▸ Your goal:
Check every line in the records below for the word "homme" and report how many have it, nothing more.

[Items from a data source]
==========
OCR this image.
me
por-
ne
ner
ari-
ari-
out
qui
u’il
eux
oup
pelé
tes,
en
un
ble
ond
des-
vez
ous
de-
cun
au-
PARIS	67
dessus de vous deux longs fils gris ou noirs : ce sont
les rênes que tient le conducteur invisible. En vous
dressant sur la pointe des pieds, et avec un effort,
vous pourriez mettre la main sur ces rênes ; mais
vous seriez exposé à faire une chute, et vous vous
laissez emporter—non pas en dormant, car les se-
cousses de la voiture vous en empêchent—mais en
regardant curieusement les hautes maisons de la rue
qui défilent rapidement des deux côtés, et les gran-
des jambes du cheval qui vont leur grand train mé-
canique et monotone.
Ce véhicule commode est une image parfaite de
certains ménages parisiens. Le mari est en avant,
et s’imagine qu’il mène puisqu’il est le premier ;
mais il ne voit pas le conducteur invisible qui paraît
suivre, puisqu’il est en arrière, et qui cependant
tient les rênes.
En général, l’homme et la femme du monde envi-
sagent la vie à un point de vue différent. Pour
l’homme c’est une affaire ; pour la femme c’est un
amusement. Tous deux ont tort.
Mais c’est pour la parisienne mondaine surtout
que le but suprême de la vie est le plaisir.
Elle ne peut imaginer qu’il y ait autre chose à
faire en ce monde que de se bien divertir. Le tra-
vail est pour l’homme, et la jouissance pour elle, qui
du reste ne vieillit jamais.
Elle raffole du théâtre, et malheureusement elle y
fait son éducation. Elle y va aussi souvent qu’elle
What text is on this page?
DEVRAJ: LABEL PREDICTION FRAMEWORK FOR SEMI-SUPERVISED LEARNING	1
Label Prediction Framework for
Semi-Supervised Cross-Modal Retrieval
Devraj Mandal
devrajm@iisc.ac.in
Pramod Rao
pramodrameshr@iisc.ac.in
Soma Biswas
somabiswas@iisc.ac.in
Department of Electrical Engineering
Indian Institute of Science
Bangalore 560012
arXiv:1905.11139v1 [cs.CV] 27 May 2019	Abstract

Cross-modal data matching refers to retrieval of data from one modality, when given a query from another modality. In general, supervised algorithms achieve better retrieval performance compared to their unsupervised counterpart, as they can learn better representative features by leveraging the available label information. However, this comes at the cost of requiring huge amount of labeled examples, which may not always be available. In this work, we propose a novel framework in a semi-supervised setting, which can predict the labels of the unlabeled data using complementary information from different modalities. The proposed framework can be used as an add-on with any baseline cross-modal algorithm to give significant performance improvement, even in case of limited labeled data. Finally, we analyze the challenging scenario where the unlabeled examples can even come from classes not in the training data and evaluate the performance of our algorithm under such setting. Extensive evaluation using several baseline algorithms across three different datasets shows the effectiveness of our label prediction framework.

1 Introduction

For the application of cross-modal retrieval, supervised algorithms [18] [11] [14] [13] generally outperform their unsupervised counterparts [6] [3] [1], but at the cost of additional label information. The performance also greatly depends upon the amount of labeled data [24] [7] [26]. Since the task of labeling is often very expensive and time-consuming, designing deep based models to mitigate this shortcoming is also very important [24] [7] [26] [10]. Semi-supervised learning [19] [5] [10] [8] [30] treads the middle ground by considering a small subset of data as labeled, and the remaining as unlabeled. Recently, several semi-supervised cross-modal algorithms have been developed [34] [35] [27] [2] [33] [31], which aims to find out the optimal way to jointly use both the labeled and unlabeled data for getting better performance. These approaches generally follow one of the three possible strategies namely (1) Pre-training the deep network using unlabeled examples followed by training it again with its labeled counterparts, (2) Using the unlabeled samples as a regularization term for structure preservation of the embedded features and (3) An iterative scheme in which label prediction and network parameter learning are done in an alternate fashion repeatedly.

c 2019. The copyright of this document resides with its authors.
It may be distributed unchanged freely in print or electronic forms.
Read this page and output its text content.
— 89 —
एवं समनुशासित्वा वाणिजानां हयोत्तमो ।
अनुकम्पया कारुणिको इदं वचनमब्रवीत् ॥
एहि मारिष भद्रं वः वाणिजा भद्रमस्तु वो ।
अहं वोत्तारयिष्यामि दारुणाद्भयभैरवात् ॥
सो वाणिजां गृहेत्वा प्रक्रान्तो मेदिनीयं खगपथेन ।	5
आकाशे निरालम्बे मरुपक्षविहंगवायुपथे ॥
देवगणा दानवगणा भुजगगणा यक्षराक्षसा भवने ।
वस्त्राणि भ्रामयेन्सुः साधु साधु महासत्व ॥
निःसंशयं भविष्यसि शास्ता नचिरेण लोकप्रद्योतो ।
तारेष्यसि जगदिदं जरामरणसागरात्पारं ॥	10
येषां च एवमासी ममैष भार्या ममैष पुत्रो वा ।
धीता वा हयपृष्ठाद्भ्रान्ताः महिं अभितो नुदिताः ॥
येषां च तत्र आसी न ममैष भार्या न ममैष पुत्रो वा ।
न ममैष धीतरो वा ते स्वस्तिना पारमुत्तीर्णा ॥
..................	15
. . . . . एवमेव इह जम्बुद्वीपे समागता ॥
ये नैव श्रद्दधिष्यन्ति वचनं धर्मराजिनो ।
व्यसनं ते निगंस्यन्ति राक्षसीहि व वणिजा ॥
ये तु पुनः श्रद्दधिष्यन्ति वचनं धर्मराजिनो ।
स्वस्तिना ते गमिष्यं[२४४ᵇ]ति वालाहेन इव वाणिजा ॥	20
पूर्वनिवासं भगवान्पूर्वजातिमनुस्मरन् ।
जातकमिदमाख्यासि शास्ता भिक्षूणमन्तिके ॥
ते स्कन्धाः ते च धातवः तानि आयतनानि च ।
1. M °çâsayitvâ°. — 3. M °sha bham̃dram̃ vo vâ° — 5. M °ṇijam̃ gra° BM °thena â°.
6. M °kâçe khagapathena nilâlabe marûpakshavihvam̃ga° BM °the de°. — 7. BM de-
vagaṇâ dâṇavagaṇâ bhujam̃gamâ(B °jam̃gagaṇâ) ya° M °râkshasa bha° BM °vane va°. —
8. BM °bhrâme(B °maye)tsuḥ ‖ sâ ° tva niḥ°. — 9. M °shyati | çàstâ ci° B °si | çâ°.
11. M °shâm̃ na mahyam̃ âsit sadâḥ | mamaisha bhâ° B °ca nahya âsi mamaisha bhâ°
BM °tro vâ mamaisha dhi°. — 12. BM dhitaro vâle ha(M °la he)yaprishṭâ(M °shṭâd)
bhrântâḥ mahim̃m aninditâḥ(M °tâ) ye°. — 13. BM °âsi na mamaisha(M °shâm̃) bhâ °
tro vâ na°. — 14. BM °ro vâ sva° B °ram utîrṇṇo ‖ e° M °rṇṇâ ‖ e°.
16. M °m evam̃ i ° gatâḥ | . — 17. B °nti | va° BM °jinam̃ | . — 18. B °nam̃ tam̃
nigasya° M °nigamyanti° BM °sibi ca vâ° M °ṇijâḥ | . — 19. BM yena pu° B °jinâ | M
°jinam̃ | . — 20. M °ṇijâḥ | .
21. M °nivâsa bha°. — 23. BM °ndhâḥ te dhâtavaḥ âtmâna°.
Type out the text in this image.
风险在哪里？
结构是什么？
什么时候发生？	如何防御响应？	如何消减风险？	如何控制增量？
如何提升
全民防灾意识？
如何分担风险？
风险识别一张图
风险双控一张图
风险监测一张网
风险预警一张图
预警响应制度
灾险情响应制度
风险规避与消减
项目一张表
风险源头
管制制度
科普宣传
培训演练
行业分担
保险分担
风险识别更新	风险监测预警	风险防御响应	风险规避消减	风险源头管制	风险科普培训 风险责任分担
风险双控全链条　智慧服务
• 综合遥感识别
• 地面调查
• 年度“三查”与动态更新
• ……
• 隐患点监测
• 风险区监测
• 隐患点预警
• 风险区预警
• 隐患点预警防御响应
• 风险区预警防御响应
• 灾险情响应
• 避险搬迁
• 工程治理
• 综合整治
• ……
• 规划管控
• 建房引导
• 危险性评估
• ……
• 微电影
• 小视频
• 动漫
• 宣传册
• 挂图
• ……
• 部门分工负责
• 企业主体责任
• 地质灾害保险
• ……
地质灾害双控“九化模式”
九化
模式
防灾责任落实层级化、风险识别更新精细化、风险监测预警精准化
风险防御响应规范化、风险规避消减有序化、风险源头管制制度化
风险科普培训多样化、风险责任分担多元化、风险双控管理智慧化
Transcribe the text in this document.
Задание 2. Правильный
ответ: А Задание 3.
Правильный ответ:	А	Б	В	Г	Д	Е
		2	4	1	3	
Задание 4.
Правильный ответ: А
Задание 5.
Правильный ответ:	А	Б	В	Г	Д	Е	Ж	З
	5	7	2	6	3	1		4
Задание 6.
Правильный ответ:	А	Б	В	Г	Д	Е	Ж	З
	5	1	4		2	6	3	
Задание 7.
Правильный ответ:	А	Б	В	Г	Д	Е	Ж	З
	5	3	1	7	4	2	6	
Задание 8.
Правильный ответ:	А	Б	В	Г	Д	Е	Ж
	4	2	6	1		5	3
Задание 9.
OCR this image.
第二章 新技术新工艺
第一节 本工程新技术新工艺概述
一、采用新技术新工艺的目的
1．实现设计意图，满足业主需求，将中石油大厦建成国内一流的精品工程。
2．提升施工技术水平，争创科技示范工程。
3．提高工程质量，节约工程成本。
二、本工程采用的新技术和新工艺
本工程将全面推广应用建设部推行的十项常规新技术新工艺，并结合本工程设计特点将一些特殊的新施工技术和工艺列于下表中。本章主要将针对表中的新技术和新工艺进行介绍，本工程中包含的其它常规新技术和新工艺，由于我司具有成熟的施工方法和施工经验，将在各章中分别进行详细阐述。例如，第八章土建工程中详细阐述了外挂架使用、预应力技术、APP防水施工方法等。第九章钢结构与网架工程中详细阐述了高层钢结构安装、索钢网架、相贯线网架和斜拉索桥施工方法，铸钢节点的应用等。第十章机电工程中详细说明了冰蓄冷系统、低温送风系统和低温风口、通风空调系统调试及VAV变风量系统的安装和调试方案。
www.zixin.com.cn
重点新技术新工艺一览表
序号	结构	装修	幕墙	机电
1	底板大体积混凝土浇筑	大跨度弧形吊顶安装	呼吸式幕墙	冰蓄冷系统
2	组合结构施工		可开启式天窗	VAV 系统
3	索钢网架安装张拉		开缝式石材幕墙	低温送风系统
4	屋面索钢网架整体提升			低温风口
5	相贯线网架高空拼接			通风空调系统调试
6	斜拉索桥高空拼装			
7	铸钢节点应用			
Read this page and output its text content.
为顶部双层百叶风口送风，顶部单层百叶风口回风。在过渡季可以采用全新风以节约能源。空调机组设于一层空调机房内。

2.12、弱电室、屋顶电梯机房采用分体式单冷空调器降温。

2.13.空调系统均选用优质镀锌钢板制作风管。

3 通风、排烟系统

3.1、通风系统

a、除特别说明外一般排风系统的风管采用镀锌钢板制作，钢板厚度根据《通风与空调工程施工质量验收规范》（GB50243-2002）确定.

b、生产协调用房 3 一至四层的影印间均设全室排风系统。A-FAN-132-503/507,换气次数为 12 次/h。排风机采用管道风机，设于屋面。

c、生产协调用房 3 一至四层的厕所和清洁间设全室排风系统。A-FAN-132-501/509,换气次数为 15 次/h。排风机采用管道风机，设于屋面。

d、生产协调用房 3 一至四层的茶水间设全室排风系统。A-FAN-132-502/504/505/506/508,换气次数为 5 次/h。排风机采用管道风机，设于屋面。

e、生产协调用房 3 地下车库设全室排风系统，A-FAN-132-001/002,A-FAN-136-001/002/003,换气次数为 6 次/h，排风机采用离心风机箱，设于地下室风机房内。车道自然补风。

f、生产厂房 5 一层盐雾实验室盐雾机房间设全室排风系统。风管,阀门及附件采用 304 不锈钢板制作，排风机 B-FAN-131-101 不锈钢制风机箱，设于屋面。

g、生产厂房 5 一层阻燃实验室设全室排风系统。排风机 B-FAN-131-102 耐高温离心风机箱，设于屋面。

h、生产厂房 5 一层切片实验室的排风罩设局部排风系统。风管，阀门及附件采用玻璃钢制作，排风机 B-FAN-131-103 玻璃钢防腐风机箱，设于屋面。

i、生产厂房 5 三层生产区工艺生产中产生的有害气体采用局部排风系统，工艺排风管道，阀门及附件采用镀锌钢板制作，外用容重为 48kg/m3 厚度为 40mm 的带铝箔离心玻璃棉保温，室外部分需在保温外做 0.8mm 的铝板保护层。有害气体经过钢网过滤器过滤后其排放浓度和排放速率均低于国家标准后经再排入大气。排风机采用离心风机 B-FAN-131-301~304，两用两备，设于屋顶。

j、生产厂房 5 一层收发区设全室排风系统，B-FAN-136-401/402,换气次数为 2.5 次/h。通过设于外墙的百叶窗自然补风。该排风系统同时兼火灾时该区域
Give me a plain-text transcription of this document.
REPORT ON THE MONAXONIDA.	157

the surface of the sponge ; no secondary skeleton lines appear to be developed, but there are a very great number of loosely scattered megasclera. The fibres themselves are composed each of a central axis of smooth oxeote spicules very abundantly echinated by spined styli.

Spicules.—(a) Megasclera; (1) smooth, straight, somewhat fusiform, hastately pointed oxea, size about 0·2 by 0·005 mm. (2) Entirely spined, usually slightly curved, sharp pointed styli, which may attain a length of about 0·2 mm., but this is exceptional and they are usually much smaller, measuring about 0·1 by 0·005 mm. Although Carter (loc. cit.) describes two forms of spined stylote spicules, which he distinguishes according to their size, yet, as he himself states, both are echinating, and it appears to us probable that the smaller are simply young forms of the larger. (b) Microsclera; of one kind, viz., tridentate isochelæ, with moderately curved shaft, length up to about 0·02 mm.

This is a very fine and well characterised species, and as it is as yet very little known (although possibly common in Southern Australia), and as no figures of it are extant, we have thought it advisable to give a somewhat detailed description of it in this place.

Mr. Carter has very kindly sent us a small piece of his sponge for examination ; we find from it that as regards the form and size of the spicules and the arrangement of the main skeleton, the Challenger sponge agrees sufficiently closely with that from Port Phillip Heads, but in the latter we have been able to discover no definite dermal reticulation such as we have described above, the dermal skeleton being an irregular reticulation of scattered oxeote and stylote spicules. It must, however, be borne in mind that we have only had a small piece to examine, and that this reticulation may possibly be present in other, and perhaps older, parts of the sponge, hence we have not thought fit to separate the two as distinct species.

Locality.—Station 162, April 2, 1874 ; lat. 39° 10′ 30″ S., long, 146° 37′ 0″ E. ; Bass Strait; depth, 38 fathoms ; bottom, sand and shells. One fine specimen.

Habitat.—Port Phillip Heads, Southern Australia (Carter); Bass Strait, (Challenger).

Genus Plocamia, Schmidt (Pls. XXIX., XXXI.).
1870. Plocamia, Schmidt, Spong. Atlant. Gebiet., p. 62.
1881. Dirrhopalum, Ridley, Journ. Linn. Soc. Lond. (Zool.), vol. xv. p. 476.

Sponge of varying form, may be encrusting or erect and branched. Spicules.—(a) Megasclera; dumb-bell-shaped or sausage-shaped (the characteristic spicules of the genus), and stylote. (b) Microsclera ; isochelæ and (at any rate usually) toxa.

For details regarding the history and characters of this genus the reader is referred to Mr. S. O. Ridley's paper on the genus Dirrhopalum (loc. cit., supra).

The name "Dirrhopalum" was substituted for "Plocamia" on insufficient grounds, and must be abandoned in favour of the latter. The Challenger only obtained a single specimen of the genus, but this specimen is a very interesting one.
==========
▸ Response to this task:
3